(Dataset entries)
****************************************

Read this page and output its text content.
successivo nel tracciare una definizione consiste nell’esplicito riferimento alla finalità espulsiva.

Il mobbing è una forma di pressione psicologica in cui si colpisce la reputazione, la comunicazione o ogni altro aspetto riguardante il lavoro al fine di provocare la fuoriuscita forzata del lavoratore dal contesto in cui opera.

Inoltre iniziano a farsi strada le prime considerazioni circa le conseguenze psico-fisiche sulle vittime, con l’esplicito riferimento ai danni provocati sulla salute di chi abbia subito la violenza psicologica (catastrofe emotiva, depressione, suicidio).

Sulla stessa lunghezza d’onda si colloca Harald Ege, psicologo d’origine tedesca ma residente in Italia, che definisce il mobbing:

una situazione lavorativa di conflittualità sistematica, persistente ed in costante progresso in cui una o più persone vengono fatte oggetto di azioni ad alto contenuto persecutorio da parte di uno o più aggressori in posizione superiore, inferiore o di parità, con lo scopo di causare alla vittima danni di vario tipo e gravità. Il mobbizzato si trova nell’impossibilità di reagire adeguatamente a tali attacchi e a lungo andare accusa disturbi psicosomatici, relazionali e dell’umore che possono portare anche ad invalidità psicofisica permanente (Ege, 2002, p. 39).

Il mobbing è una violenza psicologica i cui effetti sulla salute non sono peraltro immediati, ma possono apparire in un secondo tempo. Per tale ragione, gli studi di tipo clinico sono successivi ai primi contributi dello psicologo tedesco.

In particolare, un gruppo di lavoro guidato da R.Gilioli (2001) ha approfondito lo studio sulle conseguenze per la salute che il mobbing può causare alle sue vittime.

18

****************************************

DESCRIPTION OF THE TASK
Copy out the whole listing exactly; please set it all down.

COMPLETED EXERCISE
Read this page and output its text content.
successivo nel tracciare una definizione consiste nell’esplicito riferimento alla finalità espulsiva.

Il mobbing è una forma di pressione psicologica in cui si colpisce la reputazione, la comunicazione o ogni altro aspetto riguardante il lavoro al fine di provocare la fuoriuscita forzata del lavoratore dal contesto in cui opera.

Inoltre iniziano a farsi strada le prime considerazioni circa le conseguenze psico-fisiche sulle vittime, con l’esplicito riferimento ai danni provocati sulla salute di chi abbia subito la violenza psicologica (catastrofe emotiva, depressione, suicidio).

Sulla stessa lunghezza d’onda si colloca Harald Ege, psicologo d’origine tedesca ma residente in Italia, che definisce il mobbing:

una situazione lavorativa di conflittualità sistematica, persistente ed in costante progresso in cui una o più persone vengono fatte oggetto di azioni ad alto contenuto persecutorio da parte di uno o più aggressori in posizione superiore, inferiore o di parità, con lo scopo di causare alla vittima danni di vario tipo e gravità. Il mobbizzato si trova nell’impossibilità di reagire adeguatamente a tali attacchi e a lungo andare accusa disturbi psicosomatici, relazionali e dell’umore che possono portare anche ad invalidità psicofisica permanente (Ege, 2002, p. 39).

Il mobbing è una violenza psicologica i cui effetti sulla salute non sono peraltro immediati, ma possono apparire in un secondo tempo. Per tale ragione, gli studi di tipo clinico sono successivi ai primi contributi dello psicologo tedesco.

In particolare, un gruppo di lavoro guidato da R.Gilioli (2001) ha approfondito lo studio sulle conseguenze per la salute che il mobbing può causare alle sue vittime.

18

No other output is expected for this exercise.